======== Data provided ========
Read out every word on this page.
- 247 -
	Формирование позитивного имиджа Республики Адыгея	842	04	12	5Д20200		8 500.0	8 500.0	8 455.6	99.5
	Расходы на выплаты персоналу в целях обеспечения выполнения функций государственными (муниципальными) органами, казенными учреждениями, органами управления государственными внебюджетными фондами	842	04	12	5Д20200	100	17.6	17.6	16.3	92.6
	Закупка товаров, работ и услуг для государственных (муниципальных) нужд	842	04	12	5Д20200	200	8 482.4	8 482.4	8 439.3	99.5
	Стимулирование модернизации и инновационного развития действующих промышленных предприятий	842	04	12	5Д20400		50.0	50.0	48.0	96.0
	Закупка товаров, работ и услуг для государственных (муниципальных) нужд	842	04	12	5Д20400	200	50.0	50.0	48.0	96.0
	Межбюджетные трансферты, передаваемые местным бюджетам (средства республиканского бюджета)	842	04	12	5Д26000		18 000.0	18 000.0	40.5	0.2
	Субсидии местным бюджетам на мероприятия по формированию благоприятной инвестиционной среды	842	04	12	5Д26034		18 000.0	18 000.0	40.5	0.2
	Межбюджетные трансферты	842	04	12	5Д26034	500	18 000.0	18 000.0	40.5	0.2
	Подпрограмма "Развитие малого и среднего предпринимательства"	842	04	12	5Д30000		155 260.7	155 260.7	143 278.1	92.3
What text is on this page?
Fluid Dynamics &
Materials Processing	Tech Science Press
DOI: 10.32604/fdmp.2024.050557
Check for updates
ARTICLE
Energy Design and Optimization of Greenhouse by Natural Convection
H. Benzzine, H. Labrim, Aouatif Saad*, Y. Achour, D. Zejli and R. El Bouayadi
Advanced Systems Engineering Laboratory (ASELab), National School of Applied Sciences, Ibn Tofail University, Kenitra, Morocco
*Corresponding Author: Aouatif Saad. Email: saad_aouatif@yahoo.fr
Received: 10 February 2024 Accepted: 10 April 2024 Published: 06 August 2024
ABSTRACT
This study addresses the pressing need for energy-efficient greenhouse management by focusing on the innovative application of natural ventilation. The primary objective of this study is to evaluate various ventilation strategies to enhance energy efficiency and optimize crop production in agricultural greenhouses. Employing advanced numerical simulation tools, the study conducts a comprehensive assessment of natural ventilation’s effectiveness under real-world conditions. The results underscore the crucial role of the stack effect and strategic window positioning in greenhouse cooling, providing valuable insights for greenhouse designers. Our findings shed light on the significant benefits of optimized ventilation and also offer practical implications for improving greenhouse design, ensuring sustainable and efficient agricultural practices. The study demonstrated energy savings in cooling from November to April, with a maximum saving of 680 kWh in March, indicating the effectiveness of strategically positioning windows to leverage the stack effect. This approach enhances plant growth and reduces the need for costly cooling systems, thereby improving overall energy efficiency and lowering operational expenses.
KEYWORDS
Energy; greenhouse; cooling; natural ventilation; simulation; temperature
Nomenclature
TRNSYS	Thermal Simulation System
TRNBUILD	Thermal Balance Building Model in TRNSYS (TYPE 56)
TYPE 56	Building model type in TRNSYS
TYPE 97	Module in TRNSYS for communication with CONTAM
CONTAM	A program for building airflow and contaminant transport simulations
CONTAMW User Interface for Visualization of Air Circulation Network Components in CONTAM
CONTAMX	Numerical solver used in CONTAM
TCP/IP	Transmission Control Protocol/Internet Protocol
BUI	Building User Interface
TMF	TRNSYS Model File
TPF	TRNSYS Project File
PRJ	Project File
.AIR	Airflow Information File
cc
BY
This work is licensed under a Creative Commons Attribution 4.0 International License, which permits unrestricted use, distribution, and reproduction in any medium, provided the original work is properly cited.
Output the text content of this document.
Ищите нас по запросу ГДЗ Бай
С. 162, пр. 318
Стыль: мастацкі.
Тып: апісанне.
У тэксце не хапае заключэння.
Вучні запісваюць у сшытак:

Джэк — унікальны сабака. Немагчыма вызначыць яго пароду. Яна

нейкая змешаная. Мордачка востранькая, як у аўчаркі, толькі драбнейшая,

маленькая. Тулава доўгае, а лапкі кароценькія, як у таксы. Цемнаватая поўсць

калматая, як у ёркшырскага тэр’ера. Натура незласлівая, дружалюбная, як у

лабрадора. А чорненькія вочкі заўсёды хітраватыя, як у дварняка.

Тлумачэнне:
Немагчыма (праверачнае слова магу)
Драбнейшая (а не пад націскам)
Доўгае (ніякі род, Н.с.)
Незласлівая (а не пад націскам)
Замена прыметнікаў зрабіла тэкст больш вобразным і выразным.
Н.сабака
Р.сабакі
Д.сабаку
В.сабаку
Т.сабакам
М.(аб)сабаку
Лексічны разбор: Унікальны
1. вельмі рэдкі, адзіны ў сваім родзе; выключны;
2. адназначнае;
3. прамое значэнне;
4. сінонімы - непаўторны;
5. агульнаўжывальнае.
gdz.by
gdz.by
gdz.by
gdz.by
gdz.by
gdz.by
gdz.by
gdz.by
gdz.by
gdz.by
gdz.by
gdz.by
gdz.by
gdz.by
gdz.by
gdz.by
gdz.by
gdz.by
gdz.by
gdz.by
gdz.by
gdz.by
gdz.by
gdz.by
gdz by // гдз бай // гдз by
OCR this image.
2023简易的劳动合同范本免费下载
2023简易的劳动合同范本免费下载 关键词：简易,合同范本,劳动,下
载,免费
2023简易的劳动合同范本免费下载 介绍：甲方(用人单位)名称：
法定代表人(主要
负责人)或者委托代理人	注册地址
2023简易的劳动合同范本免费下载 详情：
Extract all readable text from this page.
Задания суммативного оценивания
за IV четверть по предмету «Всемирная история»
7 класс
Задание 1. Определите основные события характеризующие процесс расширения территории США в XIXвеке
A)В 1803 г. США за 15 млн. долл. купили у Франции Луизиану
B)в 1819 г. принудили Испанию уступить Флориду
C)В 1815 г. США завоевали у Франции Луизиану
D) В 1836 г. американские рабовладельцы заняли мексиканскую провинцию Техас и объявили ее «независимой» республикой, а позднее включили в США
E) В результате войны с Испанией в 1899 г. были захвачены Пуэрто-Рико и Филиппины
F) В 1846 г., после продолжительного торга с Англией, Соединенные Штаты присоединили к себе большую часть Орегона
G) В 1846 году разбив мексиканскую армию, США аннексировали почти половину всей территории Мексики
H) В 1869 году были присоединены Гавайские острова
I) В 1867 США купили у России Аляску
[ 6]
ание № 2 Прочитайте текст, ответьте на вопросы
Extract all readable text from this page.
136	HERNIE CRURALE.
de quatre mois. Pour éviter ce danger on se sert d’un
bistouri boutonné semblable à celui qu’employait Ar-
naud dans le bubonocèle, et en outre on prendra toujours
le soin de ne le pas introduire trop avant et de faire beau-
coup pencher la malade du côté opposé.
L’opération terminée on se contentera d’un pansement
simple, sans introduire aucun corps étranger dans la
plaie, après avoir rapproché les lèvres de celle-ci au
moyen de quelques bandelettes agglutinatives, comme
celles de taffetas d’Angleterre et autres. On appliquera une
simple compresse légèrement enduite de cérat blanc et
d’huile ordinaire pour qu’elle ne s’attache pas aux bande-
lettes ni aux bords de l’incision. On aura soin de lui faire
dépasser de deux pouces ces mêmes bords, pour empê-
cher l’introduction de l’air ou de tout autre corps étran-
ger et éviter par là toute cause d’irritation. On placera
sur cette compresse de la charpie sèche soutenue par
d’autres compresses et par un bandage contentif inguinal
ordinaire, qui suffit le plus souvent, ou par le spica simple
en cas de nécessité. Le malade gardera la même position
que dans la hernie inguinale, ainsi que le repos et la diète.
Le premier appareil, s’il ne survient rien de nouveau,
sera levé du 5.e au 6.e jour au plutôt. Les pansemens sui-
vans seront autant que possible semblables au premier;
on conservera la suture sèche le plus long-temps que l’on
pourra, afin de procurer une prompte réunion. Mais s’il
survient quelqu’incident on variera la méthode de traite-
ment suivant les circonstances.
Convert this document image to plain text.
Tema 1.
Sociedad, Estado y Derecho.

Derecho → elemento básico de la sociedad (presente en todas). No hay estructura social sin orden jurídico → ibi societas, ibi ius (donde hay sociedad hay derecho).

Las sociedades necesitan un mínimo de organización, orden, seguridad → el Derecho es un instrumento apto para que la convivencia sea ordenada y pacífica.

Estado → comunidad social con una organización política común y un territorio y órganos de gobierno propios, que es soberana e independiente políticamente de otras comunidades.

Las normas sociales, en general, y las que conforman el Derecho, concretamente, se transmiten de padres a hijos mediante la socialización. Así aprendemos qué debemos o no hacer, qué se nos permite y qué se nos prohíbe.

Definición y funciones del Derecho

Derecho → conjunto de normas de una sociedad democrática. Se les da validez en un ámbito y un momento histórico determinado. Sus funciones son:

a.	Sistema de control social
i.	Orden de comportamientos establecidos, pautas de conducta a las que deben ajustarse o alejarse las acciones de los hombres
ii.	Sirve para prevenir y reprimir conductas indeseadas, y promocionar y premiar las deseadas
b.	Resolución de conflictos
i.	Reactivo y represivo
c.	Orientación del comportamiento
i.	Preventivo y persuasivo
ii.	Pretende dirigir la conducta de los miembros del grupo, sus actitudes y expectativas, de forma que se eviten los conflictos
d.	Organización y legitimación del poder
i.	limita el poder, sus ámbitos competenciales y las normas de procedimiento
========
▶ **Exercise goal**
Show all lines above holding "text".

▶ **Exercise solution**
What text is on this page?
Output the text content of this document.
Extract all readable text from this page.
Extract all readable text from this page.
Convert this document image to plain text.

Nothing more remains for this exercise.